[IL PROBLEMA] Riscrivi il passo dell'articolo sul 25 aprile, da "I palestinesi hanno" giù fino a "della memoria in...", mettendo "fascismo" al posto di "nazifascismo".

[FONTE]
I palestinesi hanno il diritto di sfilare il 25 aprile

Il 25 aprile non è soltanto la festa della Liberazione e la celebrazione dell’atto finale della Resistenza al nazifascismo. Ogni anno dovrebbe richiamare, oltre alla storicità della memoria in...

Il 25 aprile non è soltanto la festa della Liberazione e la celebrazione dell’atto finale della Resistenza al nazifascismo. Ogni anno dovrebbe richiamare, oltre alla storicità della memoria in merito agli eventi italiani ed europei intercorsi nel periodo della Seconda guerra mondiale, anche tutte le forme di resistenza che nel mondo sono vive e si alimentano per la sciagura di avere innanzi un elemento prevaricatore, sia esso uno Stato o una organizzazione sostenuta da qualche potere costituito che opprime un popolo o una comunità.

[DATI FORNITI]
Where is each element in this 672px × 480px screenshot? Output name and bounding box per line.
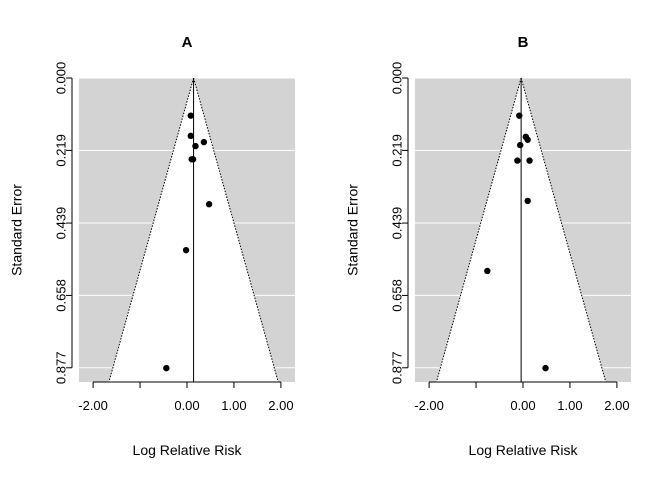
- x-tick-label: 1.00: [557, 398, 582, 413]
- y-tick-label: 0.658: [53, 279, 68, 312]
- y-tick-label: 0.439: [389, 207, 404, 240]
- x-tick-label: -2.00: [78, 398, 108, 413]
- study-point: [192, 142, 199, 150]
- funnel-plot-panel-a: 0.000 0.219 0.439 0.658 0.877 -2.00 0.00 1.00 2.…: [9, 34, 295, 458]
- y-axis-title: Standard Error: [9, 184, 25, 276]
- y-tick-label: 0.000: [389, 62, 404, 95]
- y-tick-label: 0.658: [389, 279, 404, 312]
- x-tick-label: 1.00: [221, 398, 246, 413]
- y-tick-label: 0.439: [53, 207, 68, 240]
- study-point: [524, 197, 531, 205]
- study-point: [187, 112, 194, 119]
- y-tick-label: 0.877: [389, 352, 404, 385]
- study-point: [189, 156, 197, 163]
- x-tick-label: 2.00: [604, 398, 629, 413]
- y-tick-label: 0.000: [53, 62, 68, 95]
- y-tick-label: 0.219: [389, 134, 404, 167]
- study-point: [484, 267, 491, 275]
- y-axis-title: Standard Error: [345, 184, 361, 276]
- x-tick-label: 0.00: [510, 398, 535, 413]
- y-tick-label: 0.219: [53, 134, 68, 167]
- study-point: [526, 157, 533, 164]
- x-tick-label: -2.00: [414, 398, 444, 413]
- study-point: [163, 364, 170, 372]
- study-point: [200, 138, 208, 146]
- study-point: [514, 157, 521, 164]
- study-point: [205, 201, 213, 208]
- study-point: [542, 364, 549, 372]
- study-point: [187, 132, 194, 140]
- x-tick-label: 0.00: [174, 398, 199, 413]
- study-point: [182, 246, 190, 254]
- panel-title: A: [182, 34, 193, 51]
- study-point: [516, 112, 523, 119]
- x-axis-title: Log Relative Risk: [133, 442, 243, 458]
- y-tick-label: 0.877: [53, 352, 68, 385]
- x-tick-label: 2.00: [268, 398, 293, 413]
- funnel-plot-panel-b: 0.000 0.219 0.439 0.658 0.877 -2.00 0.00 1.00 2.…: [345, 34, 631, 458]
- study-point: [524, 136, 531, 143]
- x-axis-title: Log Relative Risk: [469, 442, 579, 458]
- panel-title: B: [518, 34, 529, 51]
- study-point: [516, 141, 524, 149]
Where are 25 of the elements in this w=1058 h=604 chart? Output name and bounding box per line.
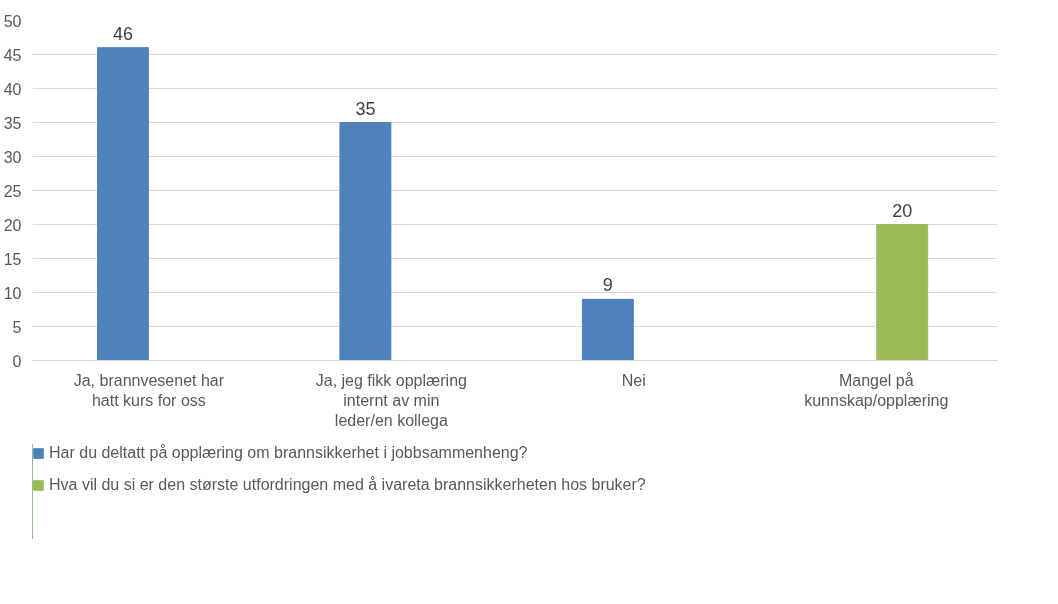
x-tick-label: Nei [621,371,646,389]
y-tick-label: 20 [3,216,22,234]
y-tick-label: 45 [3,46,22,64]
y-tick-label: 50 [3,12,22,30]
bar [96,47,149,361]
y-tick-label: 30 [3,148,22,166]
y-tick-label: 15 [3,250,22,268]
x-tick-label: Mangel på kunnskap/opplæring [804,371,949,409]
y-tick-label: 0 [12,352,22,370]
data-label: 20 [892,200,913,221]
bar [876,224,929,361]
x-tick-label: Ja, brannvesenet har hatt kurs for oss [73,371,225,409]
data-label: 9 [602,275,613,296]
y-tick-label: 10 [3,284,22,302]
y-tick-label: 35 [3,114,22,132]
y-tick-label: 5 [12,318,22,336]
data-label: 46 [112,23,133,44]
x-tick-label: Ja, jeg fikk opplæring internt av min leder/en kollega [315,371,467,430]
y-tick-label: 40 [3,80,22,98]
data-label: 35 [355,98,376,119]
legend-label: Hva vil du si er den største utfordringen med å ivareta brannsikkerheten hos bruker? [49,476,646,494]
legend-label: Har du deltatt på opplæring om brannsikkerhet i jobbsammenheng? [49,444,528,462]
bar [339,122,392,361]
y-tick-label: 25 [3,182,22,200]
bar [581,298,634,361]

[RISPOSTA CORRETTA]
I palestinesi hanno il diritto di sfilare il 25 aprile

Il 25 aprile non è soltanto la festa della Liberazione e la celebrazione dell’atto finale della Resistenza al fascismo. Ogni anno dovrebbe richiamare, oltre alla storicità della memoria in...